■ WHAT NEEDS TO BE DONE
Return the material below verbatim, starting at its first line and ending with the line that contains "value-label: 10 xyxy=(433,267,442,276)", with both of those lines included.

■ RECORDS TO PROCESS
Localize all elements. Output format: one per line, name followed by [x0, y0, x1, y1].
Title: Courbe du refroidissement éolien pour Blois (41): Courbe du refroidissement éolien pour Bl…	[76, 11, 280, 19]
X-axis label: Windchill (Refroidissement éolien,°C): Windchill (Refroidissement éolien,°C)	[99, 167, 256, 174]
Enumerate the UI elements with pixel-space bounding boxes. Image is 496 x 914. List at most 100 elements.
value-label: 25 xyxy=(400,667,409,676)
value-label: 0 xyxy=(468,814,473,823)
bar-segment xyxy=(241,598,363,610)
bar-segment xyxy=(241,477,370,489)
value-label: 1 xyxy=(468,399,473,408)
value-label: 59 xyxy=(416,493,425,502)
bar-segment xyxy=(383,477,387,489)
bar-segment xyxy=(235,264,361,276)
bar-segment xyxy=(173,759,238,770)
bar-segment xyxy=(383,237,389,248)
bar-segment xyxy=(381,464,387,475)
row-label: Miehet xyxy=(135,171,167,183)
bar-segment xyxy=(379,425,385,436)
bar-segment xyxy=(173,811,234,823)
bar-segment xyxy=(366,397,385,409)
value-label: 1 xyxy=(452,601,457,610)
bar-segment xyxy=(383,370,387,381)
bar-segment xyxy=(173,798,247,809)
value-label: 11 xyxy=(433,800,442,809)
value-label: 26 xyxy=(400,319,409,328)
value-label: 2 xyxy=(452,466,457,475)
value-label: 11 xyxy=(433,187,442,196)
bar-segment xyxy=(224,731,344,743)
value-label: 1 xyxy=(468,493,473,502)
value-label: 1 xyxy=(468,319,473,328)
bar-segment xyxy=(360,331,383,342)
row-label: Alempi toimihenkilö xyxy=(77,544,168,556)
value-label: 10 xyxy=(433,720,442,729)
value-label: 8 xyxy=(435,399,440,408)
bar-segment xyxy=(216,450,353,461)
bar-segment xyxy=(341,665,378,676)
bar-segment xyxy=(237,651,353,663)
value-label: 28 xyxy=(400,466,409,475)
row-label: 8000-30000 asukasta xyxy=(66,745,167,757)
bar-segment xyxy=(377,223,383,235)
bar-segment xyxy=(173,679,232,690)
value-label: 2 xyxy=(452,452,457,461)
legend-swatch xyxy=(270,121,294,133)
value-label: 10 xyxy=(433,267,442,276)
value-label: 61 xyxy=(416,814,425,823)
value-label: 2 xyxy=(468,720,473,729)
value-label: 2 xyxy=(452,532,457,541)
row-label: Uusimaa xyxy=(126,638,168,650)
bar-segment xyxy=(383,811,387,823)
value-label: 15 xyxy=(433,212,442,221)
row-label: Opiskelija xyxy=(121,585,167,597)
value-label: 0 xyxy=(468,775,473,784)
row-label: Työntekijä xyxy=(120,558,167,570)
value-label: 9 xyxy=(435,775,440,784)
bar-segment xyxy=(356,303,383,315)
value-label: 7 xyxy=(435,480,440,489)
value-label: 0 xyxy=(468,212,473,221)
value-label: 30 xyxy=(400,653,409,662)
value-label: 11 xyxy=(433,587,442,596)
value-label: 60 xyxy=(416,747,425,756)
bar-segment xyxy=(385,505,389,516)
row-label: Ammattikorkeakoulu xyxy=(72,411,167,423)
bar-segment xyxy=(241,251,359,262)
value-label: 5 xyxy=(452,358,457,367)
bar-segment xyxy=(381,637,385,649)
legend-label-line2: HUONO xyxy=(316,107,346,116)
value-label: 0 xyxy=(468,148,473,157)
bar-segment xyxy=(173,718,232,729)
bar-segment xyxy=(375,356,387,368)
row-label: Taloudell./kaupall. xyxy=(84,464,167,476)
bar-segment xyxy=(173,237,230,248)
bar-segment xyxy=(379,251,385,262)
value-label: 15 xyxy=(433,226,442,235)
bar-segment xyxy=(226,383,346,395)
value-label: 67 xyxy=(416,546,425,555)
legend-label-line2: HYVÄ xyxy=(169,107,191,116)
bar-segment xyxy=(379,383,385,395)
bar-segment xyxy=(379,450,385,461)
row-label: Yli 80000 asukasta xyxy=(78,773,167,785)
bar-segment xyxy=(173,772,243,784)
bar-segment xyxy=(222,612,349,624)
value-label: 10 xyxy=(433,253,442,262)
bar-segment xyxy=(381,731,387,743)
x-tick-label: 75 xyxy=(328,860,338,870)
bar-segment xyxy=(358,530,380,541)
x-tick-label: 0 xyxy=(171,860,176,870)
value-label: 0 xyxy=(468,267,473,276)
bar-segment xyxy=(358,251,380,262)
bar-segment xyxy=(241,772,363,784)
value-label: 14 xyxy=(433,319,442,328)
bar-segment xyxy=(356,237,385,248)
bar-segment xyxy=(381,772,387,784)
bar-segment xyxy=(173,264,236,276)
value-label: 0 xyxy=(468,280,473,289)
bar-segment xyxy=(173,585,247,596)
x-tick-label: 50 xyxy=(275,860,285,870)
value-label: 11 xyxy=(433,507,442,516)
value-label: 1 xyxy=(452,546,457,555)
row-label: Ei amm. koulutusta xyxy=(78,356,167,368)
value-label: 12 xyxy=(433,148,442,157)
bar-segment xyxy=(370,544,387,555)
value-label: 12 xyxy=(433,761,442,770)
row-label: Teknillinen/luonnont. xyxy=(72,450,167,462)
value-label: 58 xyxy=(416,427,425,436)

■ WRITTEN REPLY
Localize all elements. Output format: one per line, name followed by [x0, y0, x1, y1].
Title: Courbe du refroidissement éolien pour Blois (41): Courbe du refroidissement éolien pour Bl…	[76, 11, 280, 19]
X-axis label: Windchill (Refroidissement éolien,°C): Windchill (Refroidissement éolien,°C)	[99, 167, 256, 174]
Enumerate the UI elements with pixel-space bounding boxes. Image is 496 x 914. List at most 100 elements.
value-label: 25 xyxy=(400,667,409,676)
value-label: 0 xyxy=(468,814,473,823)
bar-segment xyxy=(241,598,363,610)
bar-segment xyxy=(241,477,370,489)
value-label: 1 xyxy=(468,399,473,408)
value-label: 59 xyxy=(416,493,425,502)
bar-segment xyxy=(383,477,387,489)
bar-segment xyxy=(235,264,361,276)
bar-segment xyxy=(173,759,238,770)
bar-segment xyxy=(383,237,389,248)
bar-segment xyxy=(381,464,387,475)
row-label: Miehet xyxy=(135,171,167,183)
bar-segment xyxy=(379,425,385,436)
bar-segment xyxy=(173,811,234,823)
bar-segment xyxy=(366,397,385,409)
value-label: 1 xyxy=(452,601,457,610)
bar-segment xyxy=(383,370,387,381)
bar-segment xyxy=(173,798,247,809)
value-label: 11 xyxy=(433,800,442,809)
value-label: 26 xyxy=(400,319,409,328)
value-label: 2 xyxy=(452,466,457,475)
value-label: 11 xyxy=(433,187,442,196)
bar-segment xyxy=(224,731,344,743)
value-label: 1 xyxy=(468,493,473,502)
value-label: 1 xyxy=(468,319,473,328)
bar-segment xyxy=(360,331,383,342)
row-label: Alempi toimihenkilö xyxy=(77,544,168,556)
value-label: 10 xyxy=(433,720,442,729)
value-label: 8 xyxy=(435,399,440,408)
bar-segment xyxy=(216,450,353,461)
bar-segment xyxy=(341,665,378,676)
bar-segment xyxy=(237,651,353,663)
value-label: 28 xyxy=(400,466,409,475)
row-label: 8000-30000 asukasta xyxy=(66,745,167,757)
bar-segment xyxy=(377,223,383,235)
bar-segment xyxy=(173,679,232,690)
value-label: 2 xyxy=(452,452,457,461)
legend-swatch xyxy=(270,121,294,133)
value-label: 10 xyxy=(433,267,442,276)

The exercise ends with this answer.